## Stated problem
What number of lines contain the word "data"? Reply with the number and nothing else.
^^^^^^^^
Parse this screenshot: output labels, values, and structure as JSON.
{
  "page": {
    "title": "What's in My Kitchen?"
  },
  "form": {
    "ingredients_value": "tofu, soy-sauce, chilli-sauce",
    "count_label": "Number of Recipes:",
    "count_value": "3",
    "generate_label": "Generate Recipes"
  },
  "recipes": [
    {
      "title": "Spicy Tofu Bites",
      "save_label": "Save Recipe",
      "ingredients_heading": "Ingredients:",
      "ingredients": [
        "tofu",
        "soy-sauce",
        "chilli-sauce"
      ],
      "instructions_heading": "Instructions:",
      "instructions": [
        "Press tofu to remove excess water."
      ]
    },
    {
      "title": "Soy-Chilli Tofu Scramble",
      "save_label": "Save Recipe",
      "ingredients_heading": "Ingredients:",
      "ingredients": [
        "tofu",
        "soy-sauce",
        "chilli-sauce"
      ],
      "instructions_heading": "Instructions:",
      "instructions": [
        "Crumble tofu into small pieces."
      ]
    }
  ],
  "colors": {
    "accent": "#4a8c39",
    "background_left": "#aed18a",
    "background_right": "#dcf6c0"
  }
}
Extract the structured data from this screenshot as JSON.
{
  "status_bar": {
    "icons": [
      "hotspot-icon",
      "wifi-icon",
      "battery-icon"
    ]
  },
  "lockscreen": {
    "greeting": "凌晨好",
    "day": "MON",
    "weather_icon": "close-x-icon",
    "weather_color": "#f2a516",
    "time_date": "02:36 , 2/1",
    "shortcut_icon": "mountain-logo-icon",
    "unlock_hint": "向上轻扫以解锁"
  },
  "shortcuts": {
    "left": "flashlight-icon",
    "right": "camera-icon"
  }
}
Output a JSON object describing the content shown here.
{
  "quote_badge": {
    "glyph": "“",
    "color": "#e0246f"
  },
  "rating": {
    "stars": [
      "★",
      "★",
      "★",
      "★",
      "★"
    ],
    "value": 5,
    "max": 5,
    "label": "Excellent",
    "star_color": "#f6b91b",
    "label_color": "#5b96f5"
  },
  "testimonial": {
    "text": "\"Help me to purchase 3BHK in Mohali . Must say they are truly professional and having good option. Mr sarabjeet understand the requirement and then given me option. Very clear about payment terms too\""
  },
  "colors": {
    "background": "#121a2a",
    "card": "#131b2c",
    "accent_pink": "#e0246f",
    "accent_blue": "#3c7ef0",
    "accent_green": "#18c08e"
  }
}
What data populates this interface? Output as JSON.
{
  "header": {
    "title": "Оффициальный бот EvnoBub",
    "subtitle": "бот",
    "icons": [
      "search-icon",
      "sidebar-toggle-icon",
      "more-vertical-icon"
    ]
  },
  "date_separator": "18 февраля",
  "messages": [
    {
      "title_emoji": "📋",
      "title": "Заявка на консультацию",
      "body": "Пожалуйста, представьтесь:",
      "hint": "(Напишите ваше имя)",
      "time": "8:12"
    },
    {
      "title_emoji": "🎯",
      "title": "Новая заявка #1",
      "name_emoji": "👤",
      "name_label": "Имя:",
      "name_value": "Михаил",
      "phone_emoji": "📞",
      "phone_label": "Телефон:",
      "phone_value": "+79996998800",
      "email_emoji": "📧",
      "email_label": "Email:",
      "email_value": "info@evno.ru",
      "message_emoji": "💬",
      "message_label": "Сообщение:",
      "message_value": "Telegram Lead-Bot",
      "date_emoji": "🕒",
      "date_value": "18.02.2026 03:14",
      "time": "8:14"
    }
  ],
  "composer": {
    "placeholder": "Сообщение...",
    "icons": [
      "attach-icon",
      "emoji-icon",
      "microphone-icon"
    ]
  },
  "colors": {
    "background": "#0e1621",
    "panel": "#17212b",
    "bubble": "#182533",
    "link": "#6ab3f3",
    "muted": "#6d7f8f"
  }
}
^^^^^^^^
## Exercise result
2